=== Data section ===

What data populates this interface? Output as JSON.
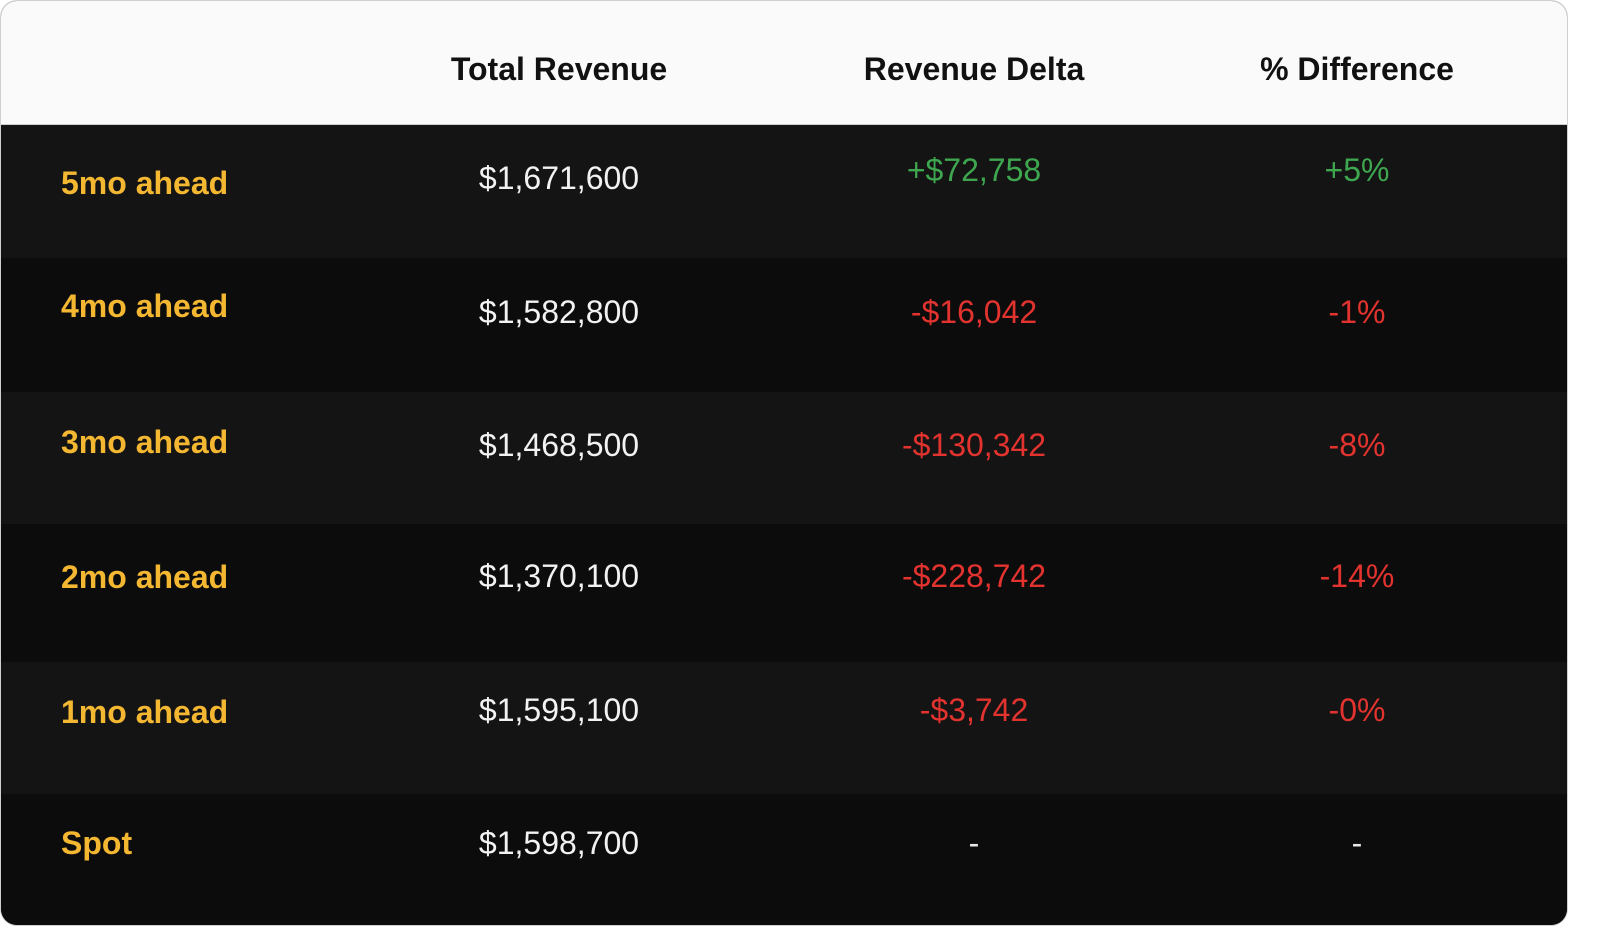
{
  "chart_data": {
    "type": "table",
    "columns": [
      "",
      "Total Revenue",
      "Revenue Delta",
      "% Difference"
    ],
    "rows": [
      {
        "label": "5mo ahead",
        "total_revenue": "$1,671,600",
        "revenue_delta": "+$72,758",
        "pct_difference": "+5%",
        "trend": "pos"
      },
      {
        "label": "4mo ahead",
        "total_revenue": "$1,582,800",
        "revenue_delta": "-$16,042",
        "pct_difference": "-1%",
        "trend": "neg"
      },
      {
        "label": "3mo ahead",
        "total_revenue": "$1,468,500",
        "revenue_delta": "-$130,342",
        "pct_difference": "-8%",
        "trend": "neg"
      },
      {
        "label": "2mo ahead",
        "total_revenue": "$1,370,100",
        "revenue_delta": "-$228,742",
        "pct_difference": "-14%",
        "trend": "neg"
      },
      {
        "label": "1mo ahead",
        "total_revenue": "$1,595,100",
        "revenue_delta": "-$3,742",
        "pct_difference": "-0%",
        "trend": "neg"
      },
      {
        "label": "Spot",
        "total_revenue": "$1,598,700",
        "revenue_delta": "-",
        "pct_difference": "-",
        "trend": "nil"
      }
    ]
  },
  "colors": {
    "row_label": "#f4b731",
    "positive": "#3fa650",
    "negative": "#e2332f",
    "header_background": "#fafafa",
    "body_background": "#0f0f0f"
  }
}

===

Reproduce the entries exactly. Do not carry over any picture.

What data populates this interface? Output as JSON.
{
  "chart_data": {
    "type": "table",
    "columns": [
      "",
      "Total Revenue",
      "Revenue Delta",
      "% Difference"
    ],
    "rows": [
      {
        "label": "5mo ahead",
        "total_revenue": "$1,671,600",
        "revenue_delta": "+$72,758",
        "pct_difference": "+5%",
        "trend": "pos"
      },
      {
        "label": "4mo ahead",
        "total_revenue": "$1,582,800",
        "revenue_delta": "-$16,042",
        "pct_difference": "-1%",
        "trend": "neg"
      },
      {
        "label": "3mo ahead",
        "total_revenue": "$1,468,500",
        "revenue_delta": "-$130,342",
        "pct_difference": "-8%",
        "trend": "neg"
      },
      {
        "label": "2mo ahead",
        "total_revenue": "$1,370,100",
        "revenue_delta": "-$228,742",
        "pct_difference": "-14%",
        "trend": "neg"
      },
      {
        "label": "1mo ahead",
        "total_revenue": "$1,595,100",
        "revenue_delta": "-$3,742",
        "pct_difference": "-0%",
        "trend": "neg"
      },
      {
        "label": "Spot",
        "total_revenue": "$1,598,700",
        "revenue_delta": "-",
        "pct_difference": "-",
        "trend": "nil"
      }
    ]
  },
  "colors": {
    "row_label": "#f4b731",
    "positive": "#3fa650",
    "negative": "#e2332f",
    "header_background": "#fafafa",
    "body_background": "#0f0f0f"
  }
}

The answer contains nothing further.